Dataset rows about figures
## begin
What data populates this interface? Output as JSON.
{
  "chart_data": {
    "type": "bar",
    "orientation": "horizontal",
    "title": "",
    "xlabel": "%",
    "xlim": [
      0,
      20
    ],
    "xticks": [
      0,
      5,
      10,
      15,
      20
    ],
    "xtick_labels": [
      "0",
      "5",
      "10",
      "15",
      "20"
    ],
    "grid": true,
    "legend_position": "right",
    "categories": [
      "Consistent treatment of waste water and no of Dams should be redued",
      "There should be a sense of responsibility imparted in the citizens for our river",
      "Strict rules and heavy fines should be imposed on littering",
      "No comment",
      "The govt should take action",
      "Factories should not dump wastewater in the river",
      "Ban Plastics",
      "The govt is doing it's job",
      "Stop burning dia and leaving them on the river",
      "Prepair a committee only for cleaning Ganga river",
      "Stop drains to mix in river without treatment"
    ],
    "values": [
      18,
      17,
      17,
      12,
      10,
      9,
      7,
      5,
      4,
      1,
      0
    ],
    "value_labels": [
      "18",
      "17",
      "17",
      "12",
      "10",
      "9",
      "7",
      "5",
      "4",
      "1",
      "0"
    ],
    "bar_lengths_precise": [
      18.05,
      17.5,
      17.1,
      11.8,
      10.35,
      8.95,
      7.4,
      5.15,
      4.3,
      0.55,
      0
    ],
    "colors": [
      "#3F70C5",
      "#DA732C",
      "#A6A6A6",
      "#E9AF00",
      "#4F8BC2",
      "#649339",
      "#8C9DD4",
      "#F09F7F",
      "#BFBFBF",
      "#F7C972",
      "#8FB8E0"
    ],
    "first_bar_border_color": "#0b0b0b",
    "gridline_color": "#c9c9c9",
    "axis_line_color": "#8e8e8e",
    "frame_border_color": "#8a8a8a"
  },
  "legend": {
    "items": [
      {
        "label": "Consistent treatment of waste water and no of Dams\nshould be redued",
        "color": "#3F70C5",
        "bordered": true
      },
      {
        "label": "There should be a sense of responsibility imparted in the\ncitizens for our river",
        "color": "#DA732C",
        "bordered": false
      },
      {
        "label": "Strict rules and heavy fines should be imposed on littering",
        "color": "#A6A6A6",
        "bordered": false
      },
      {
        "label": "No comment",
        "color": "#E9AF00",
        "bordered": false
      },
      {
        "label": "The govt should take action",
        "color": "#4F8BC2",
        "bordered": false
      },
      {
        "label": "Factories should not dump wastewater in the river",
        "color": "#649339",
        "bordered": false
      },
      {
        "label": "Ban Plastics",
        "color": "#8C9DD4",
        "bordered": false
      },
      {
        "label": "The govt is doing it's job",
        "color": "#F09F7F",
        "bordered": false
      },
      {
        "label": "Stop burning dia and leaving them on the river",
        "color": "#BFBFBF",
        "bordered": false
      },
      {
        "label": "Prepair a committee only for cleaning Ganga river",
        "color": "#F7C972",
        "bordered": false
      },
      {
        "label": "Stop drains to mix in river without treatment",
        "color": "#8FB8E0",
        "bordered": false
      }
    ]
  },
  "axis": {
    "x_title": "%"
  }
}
## end
> **What is needed**
Copy out every line in the entries above that holds "dump".

> **Right answer**
      "Factories should not dump wastewater in the river",
        "label": "Factories should not dump wastewater in the river",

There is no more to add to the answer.